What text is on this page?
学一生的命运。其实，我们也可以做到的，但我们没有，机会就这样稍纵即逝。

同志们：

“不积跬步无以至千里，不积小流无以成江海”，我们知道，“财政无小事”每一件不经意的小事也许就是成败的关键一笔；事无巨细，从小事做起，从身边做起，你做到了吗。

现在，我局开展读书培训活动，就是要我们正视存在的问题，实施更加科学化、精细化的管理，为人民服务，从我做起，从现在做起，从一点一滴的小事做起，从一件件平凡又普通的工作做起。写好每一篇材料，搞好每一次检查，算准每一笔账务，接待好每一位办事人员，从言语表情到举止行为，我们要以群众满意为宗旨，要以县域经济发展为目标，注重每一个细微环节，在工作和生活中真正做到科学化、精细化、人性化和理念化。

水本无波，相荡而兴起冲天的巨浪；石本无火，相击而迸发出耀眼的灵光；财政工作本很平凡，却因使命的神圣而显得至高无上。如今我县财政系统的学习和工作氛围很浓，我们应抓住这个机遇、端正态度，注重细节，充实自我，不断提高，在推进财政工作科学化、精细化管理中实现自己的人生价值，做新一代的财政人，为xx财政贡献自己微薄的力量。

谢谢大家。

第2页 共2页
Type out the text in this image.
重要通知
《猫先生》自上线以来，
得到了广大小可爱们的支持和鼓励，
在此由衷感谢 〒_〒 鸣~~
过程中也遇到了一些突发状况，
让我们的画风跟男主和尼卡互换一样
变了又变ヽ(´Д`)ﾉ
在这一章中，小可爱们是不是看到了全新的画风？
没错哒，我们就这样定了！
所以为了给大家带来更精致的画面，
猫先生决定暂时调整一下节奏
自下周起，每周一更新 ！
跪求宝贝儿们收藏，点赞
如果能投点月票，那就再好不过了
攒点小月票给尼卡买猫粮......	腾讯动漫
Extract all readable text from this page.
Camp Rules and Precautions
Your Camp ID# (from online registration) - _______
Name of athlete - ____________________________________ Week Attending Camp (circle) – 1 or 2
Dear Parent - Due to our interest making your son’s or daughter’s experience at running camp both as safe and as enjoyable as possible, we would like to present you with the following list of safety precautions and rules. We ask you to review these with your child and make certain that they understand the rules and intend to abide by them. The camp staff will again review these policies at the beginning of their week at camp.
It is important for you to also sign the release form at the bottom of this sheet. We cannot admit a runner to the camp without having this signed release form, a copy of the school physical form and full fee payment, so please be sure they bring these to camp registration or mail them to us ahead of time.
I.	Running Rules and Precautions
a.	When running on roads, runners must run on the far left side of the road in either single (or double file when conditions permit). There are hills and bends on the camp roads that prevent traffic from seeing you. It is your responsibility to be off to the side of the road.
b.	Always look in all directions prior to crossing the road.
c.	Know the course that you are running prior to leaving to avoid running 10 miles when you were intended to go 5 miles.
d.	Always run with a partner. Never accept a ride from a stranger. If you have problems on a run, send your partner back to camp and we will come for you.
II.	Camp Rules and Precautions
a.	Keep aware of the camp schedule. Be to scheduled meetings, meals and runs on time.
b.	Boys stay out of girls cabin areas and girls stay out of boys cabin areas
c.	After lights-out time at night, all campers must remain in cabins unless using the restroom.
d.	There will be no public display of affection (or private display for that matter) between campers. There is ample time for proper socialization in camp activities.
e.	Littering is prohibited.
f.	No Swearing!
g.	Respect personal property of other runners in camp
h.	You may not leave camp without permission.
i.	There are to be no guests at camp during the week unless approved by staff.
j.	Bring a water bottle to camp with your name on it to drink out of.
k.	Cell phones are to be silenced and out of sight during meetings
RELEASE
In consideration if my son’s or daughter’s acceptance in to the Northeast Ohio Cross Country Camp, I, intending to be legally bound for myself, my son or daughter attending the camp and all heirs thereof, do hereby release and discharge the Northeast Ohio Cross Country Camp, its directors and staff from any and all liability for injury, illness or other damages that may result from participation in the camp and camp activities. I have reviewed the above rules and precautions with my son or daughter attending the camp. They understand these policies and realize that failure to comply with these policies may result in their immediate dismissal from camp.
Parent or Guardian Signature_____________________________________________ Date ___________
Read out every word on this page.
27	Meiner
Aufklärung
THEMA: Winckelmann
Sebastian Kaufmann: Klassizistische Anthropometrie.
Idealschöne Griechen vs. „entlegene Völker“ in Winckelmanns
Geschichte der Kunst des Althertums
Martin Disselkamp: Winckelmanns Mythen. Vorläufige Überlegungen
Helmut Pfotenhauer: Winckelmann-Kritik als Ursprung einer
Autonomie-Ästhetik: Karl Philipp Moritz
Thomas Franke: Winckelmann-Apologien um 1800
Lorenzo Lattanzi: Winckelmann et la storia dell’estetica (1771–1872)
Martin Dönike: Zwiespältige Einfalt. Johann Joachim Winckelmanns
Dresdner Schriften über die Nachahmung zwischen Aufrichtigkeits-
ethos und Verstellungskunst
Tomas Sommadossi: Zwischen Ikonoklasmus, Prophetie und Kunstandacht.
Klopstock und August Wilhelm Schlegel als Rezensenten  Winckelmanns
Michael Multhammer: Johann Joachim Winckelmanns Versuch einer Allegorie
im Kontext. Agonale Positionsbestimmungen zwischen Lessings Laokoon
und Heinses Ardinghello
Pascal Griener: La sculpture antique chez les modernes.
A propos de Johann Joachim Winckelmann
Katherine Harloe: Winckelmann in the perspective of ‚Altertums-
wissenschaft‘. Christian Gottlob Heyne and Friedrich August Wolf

──────────────────────────────

=== Description of the task ===
Show all lines in the entries above where the word "prior" appears.

=== Output ===
b.	Always look in all directions prior to crossing the road.
c.	Know the course that you are running prior to leaving to avoid running 10 miles when you were intended to go 5 miles.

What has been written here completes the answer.